● **Data shown**:
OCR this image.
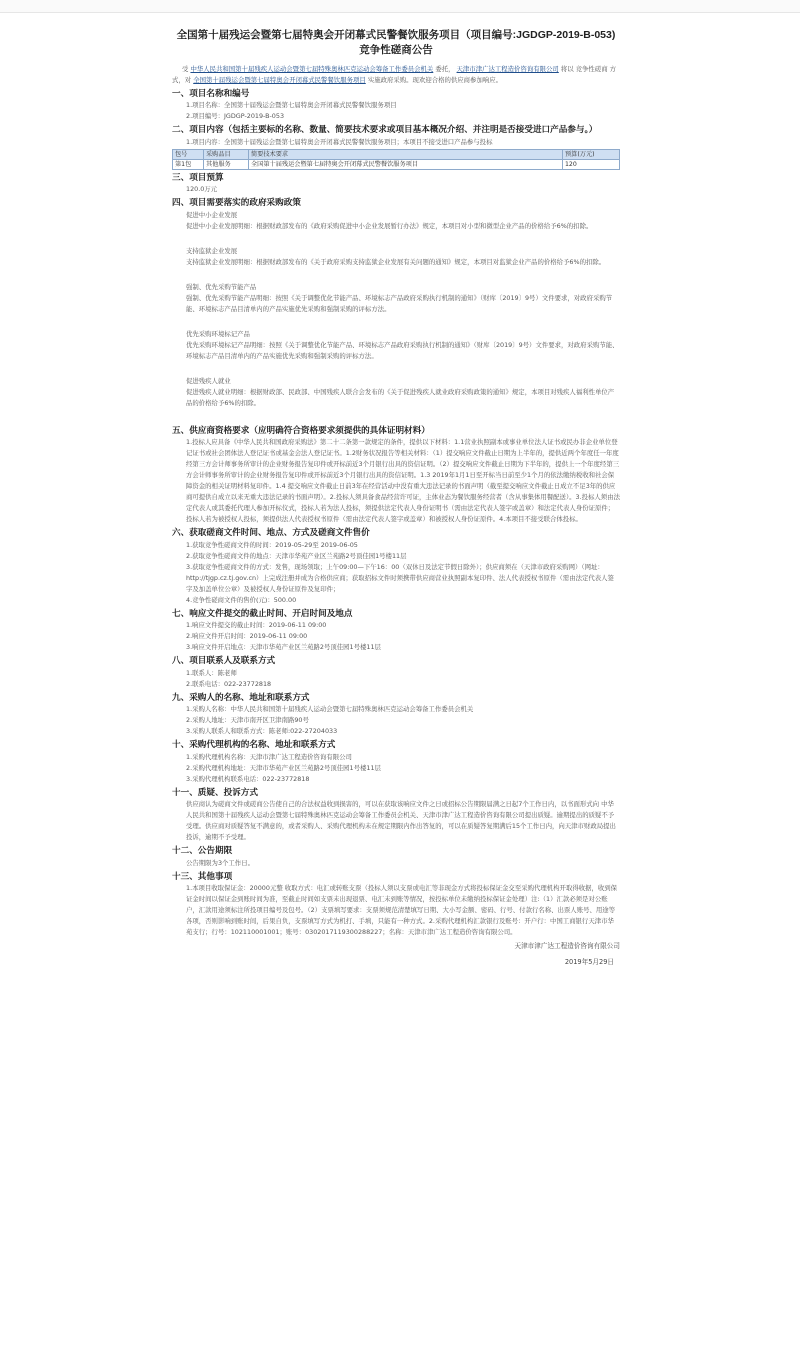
全国第十届残运会暨第七届特奥会开闭幕式民警餐饮服务项目（项目编号:JGDGP-2019-B-053)竞争性磋商公告

受 中华人民共和国第十届残疾人运动会暨第七届特殊奥林匹克运动会筹备工作委员会机关 委托， 天津市津广达工程造价咨询有限公司 将以 竞争性磋商 方式，对 全国第十届残运会暨第七届特奥会开闭幕式民警餐饮服务项目 实施政府采购。现欢迎合格的供应商参加响应。

一、项目名称和编号

1.项目名称：全国第十届残运会暨第七届特奥会开闭幕式民警餐饮服务项目

2.项目编号：JGDGP-2019-B-053

二、项目内容（包括主要标的名称、数量、简要技术要求或项目基本概况介绍、并注明是否接受进口产品参与。）

1.项目内容：全国第十届残运会暨第七届特奥会开闭幕式民警餐饮服务项目；本项目不接受进口产品参与投标

包号	采购品目	简要技术要求	预算(万元)
第1包	其他服务	全国第十届残运会暨第七届特奥会开闭幕式民警餐饮服务项目	120
三、项目预算

120.0万元

四、项目需要落实的政府采购政策

促进中小企业发展

促进中小企业发展明细：根据财政部发布的《政府采购促进中小企业发展暂行办法》规定，本项目对小型和微型企业产品的价格给予6%的扣除。

支持监狱企业发展

支持监狱企业发展明细：根据财政部发布的《关于政府采购支持监狱企业发展有关问题的通知》规定，本项目对监狱企业产品的价格给予6%的扣除。

强制、优先采购节能产品

强制、优先采购节能产品明细：按照《关于调整优化节能产品、环境标志产品政府采购执行机制的通知》（财库〔2019〕9号）文件要求，对政府采购节能、环境标志产品目清单内的产品实施优先采购和强制采购的评标方法。

优先采购环境标记产品

优先采购环境标记产品明细：按照《关于调整优化节能产品、环境标志产品政府采购执行机制的通知》（财库〔2019〕9号）文件要求，对政府采购节能、环境标志产品目清单内的产品实施优先采购和强制采购的评标方法。

促进残疾人就业

促进残疾人就业明细：根据财政部、民政部、中国残疾人联合会发布的《关于促进残疾人就业政府采购政策的通知》规定，本项目对残疾人福利性单位产品的价格给予6%的扣除。

五、供应商资格要求（应明确符合资格要求须提供的具体证明材料）

1.投标人应具备《中华人民共和国政府采购法》第二十二条第一款规定的条件，提供以下材料：1.1营业执照副本或事业单位法人证书或民办非企业单位登记证书或社会团体法人登记证书或基金会法人登记证书。1.2财务状况报告等相关材料：（1）提交响应文件截止日期为上半年的，提供近两个年度任一年度经第三方会计师事务所审计的企业财务报告复印件或开标前近3个月银行出具的资信证明。（2）提交响应文件截止日期为下半年的，提供上一个年度经第三方会计师事务所审计的企业财务报告复印件或开标前近3个月银行出具的资信证明。1.3 2019年1月1日至开标当日前至少1个月的依法缴纳税收和社会保障资金的相关证明材料复印件。1.4 提交响应文件截止日前3年在经营活动中没有重大违法记录的书面声明（截至提交响应文件截止日成立不足3年的供应商可提供自成立以来无重大违法记录的书面声明）。2.投标人须具备食品经营许可证，主体业态为餐饮服务经营者（含从事集体用餐配送）。3.投标人须由法定代表人或其委托代理人参加开标仪式，投标人若为法人投标，须提供法定代表人身份证明书（需由法定代表人签字或盖章）和法定代表人身份证原件；投标人若为被授权人投标，须提供法人代表授权书原件（需由法定代表人签字或盖章）和被授权人身份证原件。4.本项目不接受联合体投标。

六、获取磋商文件时间、地点、方式及磋商文件售价

1.获取竞争性磋商文件的时间：2019-05-29至 2019-06-05

2.获取竞争性磋商文件的地点：天津市华苑产业区兰苑路2号顶佳园1号楼11层

3.获取竞争性磋商文件的方式：发售，现场领取；上午09:00—下午16：00（双休日及法定节假日除外）；供应商须在（天津市政府采购网）（网址：http://tjgp.cz.tj.gov.cn）上完成注册并成为合格供应商；获取招标文件时须携带供应商营业执照副本复印件、法人代表授权书原件（需由法定代表人签字及加盖单位公章）及被授权人身份证原件及复印件；

4.竞争性磋商文件的售价(元)：500.00

七、响应文件提交的截止时间、开启时间及地点

1.响应文件提交的截止时间：2019-06-11 09:00

2.响应文件开启时间：2019-06-11 09:00

3.响应文件开启地点：天津市华苑产业区兰苑路2号顶佳园1号楼11层

八、项目联系人及联系方式

1.联系人：陈老师

2.联系电话：022-23772818

九、采购人的名称、地址和联系方式

1.采购人名称：中华人民共和国第十届残疾人运动会暨第七届特殊奥林匹克运动会筹备工作委员会机关

2.采购人地址：天津市南开区卫津南路90号

3.采购人联系人和联系方式：陈老师:022-27204033

十、采购代理机构的名称、地址和联系方式

1.采购代理机构名称：天津市津广达工程造价咨询有限公司

2.采购代理机构地址：天津市华苑产业区兰苑路2号顶佳园1号楼11层

3.采购代理机构联系电话：022-23772818

十一、质疑、投诉方式

供应商认为磋商文件或磋商公告使自己的合法权益收到损害的，可以在获取该响应文件之日或招标公告期限届满之日起7个工作日内，以书面形式向 中华人民共和国第十届残疾人运动会暨第七届特殊奥林匹克运动会筹备工作委员会机关、天津市津广达工程造价咨询有限公司提出质疑。逾期提出的质疑不予受理。供应商对质疑答复不满意的，或者采购人、采购代理机构未在规定期限内作出答复的，可以在质疑答复期满后15个工作日内，向天津市财政局提出投诉，逾期不予受理。

十二、公告期限

公告期限为3个工作日。

十三、其他事项

1.本项目收取保证金：20000元整 收取方式：电汇或转账支票（投标人须以支票或电汇等非现金方式将投标保证金交至采购代理机构开取得收据，收到保证金时间以保证金到账时间为准，至截止时间如支票未出现退票、电汇未到账等情况，按投标单位未缴纳投标保证金处理）注:（1）汇款必须是对公账户，汇款用途须标注所投项目编号及包号。（2）支票填写要求：支票须规范清楚填写日期、大小写金额、密码、行号、付款行名称、出票人账号、用途等各项，否则影响到账时间，后果自负，支票填写方式为机打、手填，只能有一种方式。2.采购代理机构汇款银行及账号：开户行：中国工商银行天津市华苑支行；行号：102110001001；账号：0302017119300288227；名称：天津市津广达工程造价咨询有限公司。

天津市津广达工程造价咨询有限公司

2019年5月29日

● **Goal**: Every line of text is to be repeated exactly; pictures are left out.

● **Response below**:
OCR this image.
全国第十届残运会暨第七届特奥会开闭幕式民警餐饮服务项目（项目编号:JGDGP-2019-B-053)竞争性磋商公告

受 中华人民共和国第十届残疾人运动会暨第七届特殊奥林匹克运动会筹备工作委员会机关 委托， 天津市津广达工程造价咨询有限公司 将以 竞争性磋商 方式，对 全国第十届残运会暨第七届特奥会开闭幕式民警餐饮服务项目 实施政府采购。现欢迎合格的供应商参加响应。

一、项目名称和编号

1.项目名称：全国第十届残运会暨第七届特奥会开闭幕式民警餐饮服务项目

2.项目编号：JGDGP-2019-B-053

二、项目内容（包括主要标的名称、数量、简要技术要求或项目基本概况介绍、并注明是否接受进口产品参与。）

1.项目内容：全国第十届残运会暨第七届特奥会开闭幕式民警餐饮服务项目；本项目不接受进口产品参与投标

包号	采购品目	简要技术要求	预算(万元)
第1包	其他服务	全国第十届残运会暨第七届特奥会开闭幕式民警餐饮服务项目	120
三、项目预算

120.0万元

四、项目需要落实的政府采购政策

促进中小企业发展

促进中小企业发展明细：根据财政部发布的《政府采购促进中小企业发展暂行办法》规定，本项目对小型和微型企业产品的价格给予6%的扣除。

支持监狱企业发展

支持监狱企业发展明细：根据财政部发布的《关于政府采购支持监狱企业发展有关问题的通知》规定，本项目对监狱企业产品的价格给予6%的扣除。

强制、优先采购节能产品

强制、优先采购节能产品明细：按照《关于调整优化节能产品、环境标志产品政府采购执行机制的通知》（财库〔2019〕9号）文件要求，对政府采购节能、环境标志产品目清单内的产品实施优先采购和强制采购的评标方法。

优先采购环境标记产品

优先采购环境标记产品明细：按照《关于调整优化节能产品、环境标志产品政府采购执行机制的通知》（财库〔2019〕9号）文件要求，对政府采购节能、环境标志产品目清单内的产品实施优先采购和强制采购的评标方法。

促进残疾人就业

促进残疾人就业明细：根据财政部、民政部、中国残疾人联合会发布的《关于促进残疾人就业政府采购政策的通知》规定，本项目对残疾人福利性单位产品的价格给予6%的扣除。

五、供应商资格要求（应明确符合资格要求须提供的具体证明材料）

1.投标人应具备《中华人民共和国政府采购法》第二十二条第一款规定的条件，提供以下材料：1.1营业执照副本或事业单位法人证书或民办非企业单位登记证书或社会团体法人登记证书或基金会法人登记证书。1.2财务状况报告等相关材料：（1）提交响应文件截止日期为上半年的，提供近两个年度任一年度经第三方会计师事务所审计的企业财务报告复印件或开标前近3个月银行出具的资信证明。（2）提交响应文件截止日期为下半年的，提供上一个年度经第三方会计师事务所审计的企业财务报告复印件或开标前近3个月银行出具的资信证明。1.3 2019年1月1日至开标当日前至少1个月的依法缴纳税收和社会保障资金的相关证明材料复印件。1.4 提交响应文件截止日前3年在经营活动中没有重大违法记录的书面声明（截至提交响应文件截止日成立不足3年的供应商可提供自成立以来无重大违法记录的书面声明）。2.投标人须具备食品经营许可证，主体业态为餐饮服务经营者（含从事集体用餐配送）。3.投标人须由法定代表人或其委托代理人参加开标仪式，投标人若为法人投标，须提供法定代表人身份证明书（需由法定代表人签字或盖章）和法定代表人身份证原件；投标人若为被授权人投标，须提供法人代表授权书原件（需由法定代表人签字或盖章）和被授权人身份证原件。4.本项目不接受联合体投标。

六、获取磋商文件时间、地点、方式及磋商文件售价

1.获取竞争性磋商文件的时间：2019-05-29至 2019-06-05

2.获取竞争性磋商文件的地点：天津市华苑产业区兰苑路2号顶佳园1号楼11层

3.获取竞争性磋商文件的方式：发售，现场领取；上午09:00—下午16：00（双休日及法定节假日除外）；供应商须在（天津市政府采购网）（网址：http://tjgp.cz.tj.gov.cn）上完成注册并成为合格供应商；获取招标文件时须携带供应商营业执照副本复印件、法人代表授权书原件（需由法定代表人签字及加盖单位公章）及被授权人身份证原件及复印件；

4.竞争性磋商文件的售价(元)：500.00

七、响应文件提交的截止时间、开启时间及地点

1.响应文件提交的截止时间：2019-06-11 09:00

2.响应文件开启时间：2019-06-11 09:00

3.响应文件开启地点：天津市华苑产业区兰苑路2号顶佳园1号楼11层

八、项目联系人及联系方式

1.联系人：陈老师

2.联系电话：022-23772818

九、采购人的名称、地址和联系方式

1.采购人名称：中华人民共和国第十届残疾人运动会暨第七届特殊奥林匹克运动会筹备工作委员会机关

2.采购人地址：天津市南开区卫津南路90号

3.采购人联系人和联系方式：陈老师:022-27204033

十、采购代理机构的名称、地址和联系方式

1.采购代理机构名称：天津市津广达工程造价咨询有限公司

2.采购代理机构地址：天津市华苑产业区兰苑路2号顶佳园1号楼11层

3.采购代理机构联系电话：022-23772818

十一、质疑、投诉方式

供应商认为磋商文件或磋商公告使自己的合法权益收到损害的，可以在获取该响应文件之日或招标公告期限届满之日起7个工作日内，以书面形式向 中华人民共和国第十届残疾人运动会暨第七届特殊奥林匹克运动会筹备工作委员会机关、天津市津广达工程造价咨询有限公司提出质疑。逾期提出的质疑不予受理。供应商对质疑答复不满意的，或者采购人、采购代理机构未在规定期限内作出答复的，可以在质疑答复期满后15个工作日内，向天津市财政局提出投诉，逾期不予受理。

十二、公告期限

公告期限为3个工作日。

十三、其他事项

1.本项目收取保证金：20000元整 收取方式：电汇或转账支票（投标人须以支票或电汇等非现金方式将投标保证金交至采购代理机构开取得收据，收到保证金时间以保证金到账时间为准，至截止时间如支票未出现退票、电汇未到账等情况，按投标单位未缴纳投标保证金处理）注:（1）汇款必须是对公账户，汇款用途须标注所投项目编号及包号。（2）支票填写要求：支票须规范清楚填写日期、大小写金额、密码、行号、付款行名称、出票人账号、用途等各项，否则影响到账时间，后果自负，支票填写方式为机打、手填，只能有一种方式。2.采购代理机构汇款银行及账号：开户行：中国工商银行天津市华苑支行；行号：102110001001；账号：0302017119300288227；名称：天津市津广达工程造价咨询有限公司。

天津市津广达工程造价咨询有限公司

2019年5月29日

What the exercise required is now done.